Your instructions
The word "they" marks the lines to report; pull each of them from the listing.

Records shown

# # # #

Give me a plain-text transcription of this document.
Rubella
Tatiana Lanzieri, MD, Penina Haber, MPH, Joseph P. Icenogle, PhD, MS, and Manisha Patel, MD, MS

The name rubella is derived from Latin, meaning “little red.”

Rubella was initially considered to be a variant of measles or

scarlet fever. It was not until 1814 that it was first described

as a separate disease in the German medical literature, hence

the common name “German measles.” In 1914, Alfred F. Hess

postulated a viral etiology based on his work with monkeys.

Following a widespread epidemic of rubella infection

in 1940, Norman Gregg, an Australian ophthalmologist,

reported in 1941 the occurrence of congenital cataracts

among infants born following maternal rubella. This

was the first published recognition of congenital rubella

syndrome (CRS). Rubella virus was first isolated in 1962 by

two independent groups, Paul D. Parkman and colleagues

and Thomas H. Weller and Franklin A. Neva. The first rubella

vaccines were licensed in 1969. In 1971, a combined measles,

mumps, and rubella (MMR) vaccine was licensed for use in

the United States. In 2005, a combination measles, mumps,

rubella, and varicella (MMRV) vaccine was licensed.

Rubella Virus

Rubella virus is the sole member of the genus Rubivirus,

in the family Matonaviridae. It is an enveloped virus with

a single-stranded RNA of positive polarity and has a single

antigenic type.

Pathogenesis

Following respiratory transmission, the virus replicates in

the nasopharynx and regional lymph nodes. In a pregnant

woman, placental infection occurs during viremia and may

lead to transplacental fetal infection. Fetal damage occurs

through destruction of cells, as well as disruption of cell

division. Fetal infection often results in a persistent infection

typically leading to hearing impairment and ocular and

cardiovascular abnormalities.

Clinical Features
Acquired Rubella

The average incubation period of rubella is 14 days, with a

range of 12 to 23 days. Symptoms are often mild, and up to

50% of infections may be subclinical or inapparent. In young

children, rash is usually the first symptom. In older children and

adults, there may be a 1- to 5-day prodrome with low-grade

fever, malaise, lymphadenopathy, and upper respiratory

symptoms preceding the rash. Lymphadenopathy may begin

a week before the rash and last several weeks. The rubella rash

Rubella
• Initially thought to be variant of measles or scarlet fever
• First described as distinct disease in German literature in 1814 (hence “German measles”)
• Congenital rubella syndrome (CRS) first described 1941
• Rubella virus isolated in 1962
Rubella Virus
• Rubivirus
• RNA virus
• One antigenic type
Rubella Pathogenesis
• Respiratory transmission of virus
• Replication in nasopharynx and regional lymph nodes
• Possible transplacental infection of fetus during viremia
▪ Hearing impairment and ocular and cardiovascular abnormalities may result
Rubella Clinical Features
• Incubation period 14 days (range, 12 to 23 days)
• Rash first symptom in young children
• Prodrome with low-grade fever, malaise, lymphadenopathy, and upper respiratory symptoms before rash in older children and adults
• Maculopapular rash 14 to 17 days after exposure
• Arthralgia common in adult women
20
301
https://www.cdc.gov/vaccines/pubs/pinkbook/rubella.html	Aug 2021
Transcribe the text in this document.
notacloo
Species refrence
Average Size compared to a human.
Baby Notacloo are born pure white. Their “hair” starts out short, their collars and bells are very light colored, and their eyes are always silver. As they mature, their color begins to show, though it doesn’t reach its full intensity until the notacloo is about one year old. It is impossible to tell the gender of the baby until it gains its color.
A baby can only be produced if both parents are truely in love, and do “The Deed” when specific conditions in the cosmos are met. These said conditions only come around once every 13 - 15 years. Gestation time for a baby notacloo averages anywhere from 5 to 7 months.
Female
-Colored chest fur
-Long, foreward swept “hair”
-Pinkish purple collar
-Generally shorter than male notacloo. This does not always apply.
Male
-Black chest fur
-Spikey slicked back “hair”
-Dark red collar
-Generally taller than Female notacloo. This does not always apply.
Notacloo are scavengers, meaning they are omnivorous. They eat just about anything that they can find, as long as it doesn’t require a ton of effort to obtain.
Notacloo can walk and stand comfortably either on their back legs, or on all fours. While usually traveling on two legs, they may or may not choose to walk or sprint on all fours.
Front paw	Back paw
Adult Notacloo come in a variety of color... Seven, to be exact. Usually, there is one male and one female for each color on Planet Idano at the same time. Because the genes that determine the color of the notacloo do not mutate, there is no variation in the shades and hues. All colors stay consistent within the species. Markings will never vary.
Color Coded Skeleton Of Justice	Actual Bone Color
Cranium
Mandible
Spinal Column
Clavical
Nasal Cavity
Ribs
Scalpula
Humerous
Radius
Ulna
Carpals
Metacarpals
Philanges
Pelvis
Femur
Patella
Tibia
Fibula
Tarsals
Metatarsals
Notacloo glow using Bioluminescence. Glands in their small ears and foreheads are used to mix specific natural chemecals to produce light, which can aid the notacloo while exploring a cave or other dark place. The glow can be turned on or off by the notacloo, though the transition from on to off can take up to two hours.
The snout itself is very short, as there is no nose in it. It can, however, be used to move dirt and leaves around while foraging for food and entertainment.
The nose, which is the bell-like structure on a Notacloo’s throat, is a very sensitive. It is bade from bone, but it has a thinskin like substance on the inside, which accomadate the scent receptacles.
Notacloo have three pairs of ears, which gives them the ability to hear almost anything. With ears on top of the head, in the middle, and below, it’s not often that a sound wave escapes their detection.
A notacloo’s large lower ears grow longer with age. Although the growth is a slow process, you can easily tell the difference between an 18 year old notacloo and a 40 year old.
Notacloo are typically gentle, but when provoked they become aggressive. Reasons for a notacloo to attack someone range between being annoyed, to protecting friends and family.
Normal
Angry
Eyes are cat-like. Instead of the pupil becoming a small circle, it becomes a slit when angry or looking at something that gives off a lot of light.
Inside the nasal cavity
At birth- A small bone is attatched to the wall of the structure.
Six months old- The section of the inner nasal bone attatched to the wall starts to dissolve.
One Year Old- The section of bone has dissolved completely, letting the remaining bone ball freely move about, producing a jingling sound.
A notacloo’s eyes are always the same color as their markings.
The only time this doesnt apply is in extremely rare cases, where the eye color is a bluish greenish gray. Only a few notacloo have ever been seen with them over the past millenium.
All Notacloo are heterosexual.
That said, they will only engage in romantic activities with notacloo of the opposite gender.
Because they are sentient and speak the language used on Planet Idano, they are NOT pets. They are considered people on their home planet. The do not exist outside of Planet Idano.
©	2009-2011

# # # #

Response
Baby Notacloo are born pure white. Their “hair” starts out short, their collars and bells are very light colored, and their eyes are always silver. As they mature, their color begins to show, though it doesn’t reach its full intensity until the notacloo is about one year old. It is impossible to tell the gender of the baby until it gains its color.
Notacloo are scavengers, meaning they are omnivorous. They eat just about anything that they can find, as long as it doesn’t require a ton of effort to obtain.
Notacloo can walk and stand comfortably either on their back legs, or on all fours. While usually traveling on two legs, they may or may not choose to walk or sprint on all fours.
Notacloo are typically gentle, but when provoked they become aggressive. Reasons for a notacloo to attack someone range between being annoyed, to protecting friends and family.
That said, they will only engage in romantic activities with notacloo of the opposite gender.
Because they are sentient and speak the language used on Planet Idano, they are NOT pets. They are considered people on their home planet. The do not exist outside of Planet Idano.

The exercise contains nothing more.